--- Begin ---

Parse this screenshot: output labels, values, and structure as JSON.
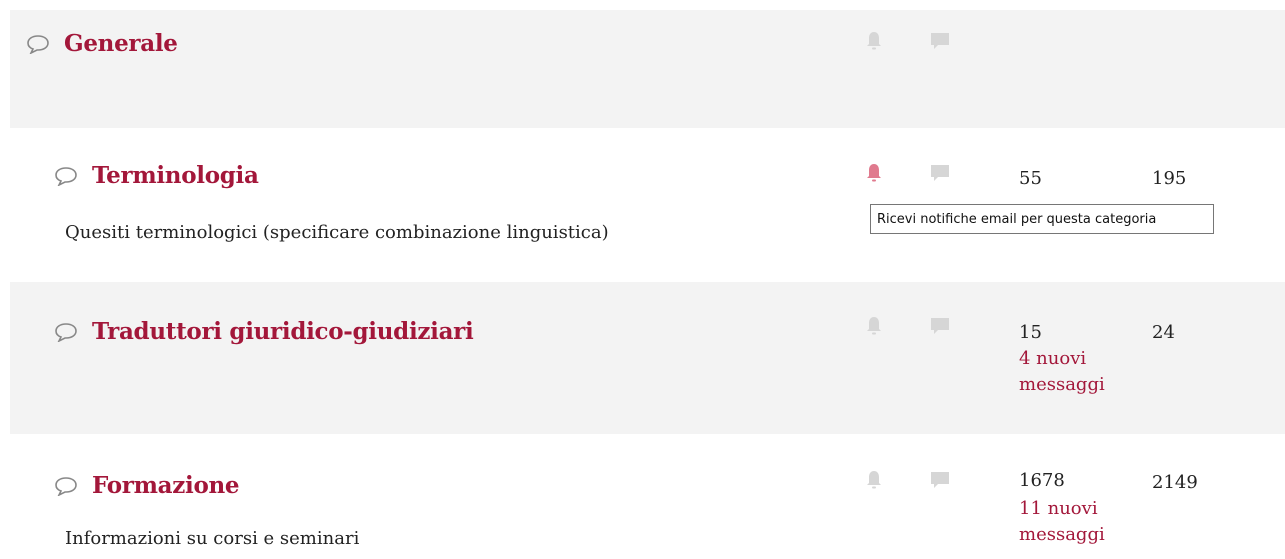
{
  "colors": {
    "accent": "#a3173a",
    "muted_icon": "#d6d6d6",
    "active_bell": "#e07a8e",
    "shaded_row": "#f3f3f3"
  },
  "icons": {
    "bubble": "speech-bubble-icon",
    "bell": "bell-icon",
    "chat": "chat-icon"
  },
  "categories": [
    {
      "title": "Generale",
      "description": "",
      "topics": "",
      "posts": "",
      "new_posts": ""
    },
    {
      "title": "Terminologia",
      "description": "Quesiti terminologici (specificare combinazione linguistica)",
      "topics": "55",
      "posts": "195",
      "new_posts": ""
    },
    {
      "title": "Traduttori giuridico-giudiziari",
      "description": "",
      "topics": "15",
      "posts": "24",
      "new_posts": "4 nuovi messaggi"
    },
    {
      "title": "Formazione",
      "description": "Informazioni su corsi e seminari",
      "topics": "1678",
      "posts": "2149",
      "new_posts": "11 nuovi messaggi"
    }
  ],
  "tooltip": {
    "text": "Ricevi notifiche email per questa categoria"
  }
}
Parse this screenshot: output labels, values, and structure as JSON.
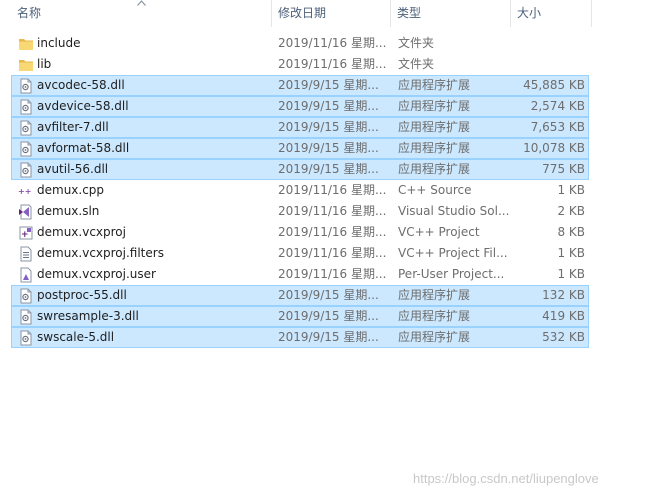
{
  "header": {
    "name": "名称",
    "date": "修改日期",
    "type": "类型",
    "size": "大小"
  },
  "files": [
    {
      "name": "include",
      "date": "2019/11/16 星期...",
      "type": "文件夹",
      "size": "",
      "icon": "folder-icon",
      "selected": false
    },
    {
      "name": "lib",
      "date": "2019/11/16 星期...",
      "type": "文件夹",
      "size": "",
      "icon": "folder-icon",
      "selected": false
    },
    {
      "name": "avcodec-58.dll",
      "date": "2019/9/15 星期...",
      "type": "应用程序扩展",
      "size": "45,885 KB",
      "icon": "dll-icon",
      "selected": true
    },
    {
      "name": "avdevice-58.dll",
      "date": "2019/9/15 星期...",
      "type": "应用程序扩展",
      "size": "2,574 KB",
      "icon": "dll-icon",
      "selected": true
    },
    {
      "name": "avfilter-7.dll",
      "date": "2019/9/15 星期...",
      "type": "应用程序扩展",
      "size": "7,653 KB",
      "icon": "dll-icon",
      "selected": true
    },
    {
      "name": "avformat-58.dll",
      "date": "2019/9/15 星期...",
      "type": "应用程序扩展",
      "size": "10,078 KB",
      "icon": "dll-icon",
      "selected": true
    },
    {
      "name": "avutil-56.dll",
      "date": "2019/9/15 星期...",
      "type": "应用程序扩展",
      "size": "775 KB",
      "icon": "dll-icon",
      "selected": true
    },
    {
      "name": "demux.cpp",
      "date": "2019/11/16 星期...",
      "type": "C++ Source",
      "size": "1 KB",
      "icon": "cpp-icon",
      "selected": false
    },
    {
      "name": "demux.sln",
      "date": "2019/11/16 星期...",
      "type": "Visual Studio Sol...",
      "size": "2 KB",
      "icon": "sln-icon",
      "selected": false
    },
    {
      "name": "demux.vcxproj",
      "date": "2019/11/16 星期...",
      "type": "VC++ Project",
      "size": "8 KB",
      "icon": "vcxproj-icon",
      "selected": false
    },
    {
      "name": "demux.vcxproj.filters",
      "date": "2019/11/16 星期...",
      "type": "VC++ Project Fil...",
      "size": "1 KB",
      "icon": "filters-icon",
      "selected": false
    },
    {
      "name": "demux.vcxproj.user",
      "date": "2019/11/16 星期...",
      "type": "Per-User Project...",
      "size": "1 KB",
      "icon": "user-file-icon",
      "selected": false
    },
    {
      "name": "postproc-55.dll",
      "date": "2019/9/15 星期...",
      "type": "应用程序扩展",
      "size": "132 KB",
      "icon": "dll-icon",
      "selected": true
    },
    {
      "name": "swresample-3.dll",
      "date": "2019/9/15 星期...",
      "type": "应用程序扩展",
      "size": "419 KB",
      "icon": "dll-icon",
      "selected": true
    },
    {
      "name": "swscale-5.dll",
      "date": "2019/9/15 星期...",
      "type": "应用程序扩展",
      "size": "532 KB",
      "icon": "dll-icon",
      "selected": true
    }
  ],
  "watermark": "https://blog.csdn.net/liupenglove",
  "colors": {
    "selection_bg": "#cce8ff",
    "selection_border": "#99d1ff",
    "header_text": "#4c607a",
    "folder": "#f8d775"
  }
}
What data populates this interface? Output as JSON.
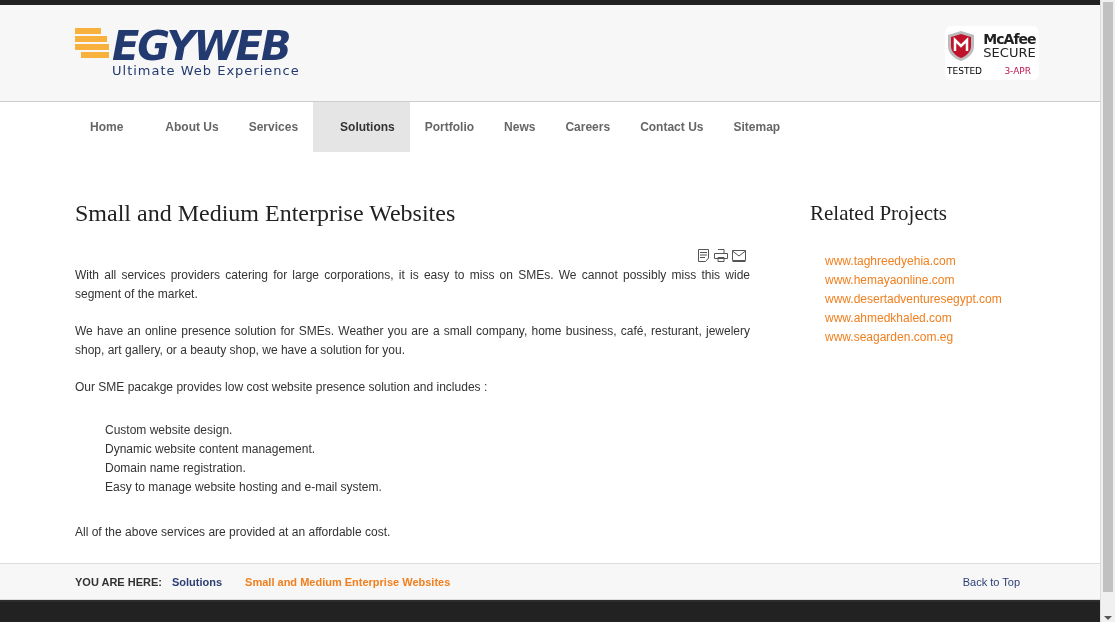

--- End ---

• [Your goal]: Go through the listing above line by line and say how many lines hold the word "Project". Reply with that number only.

• [Solved exercise]: 3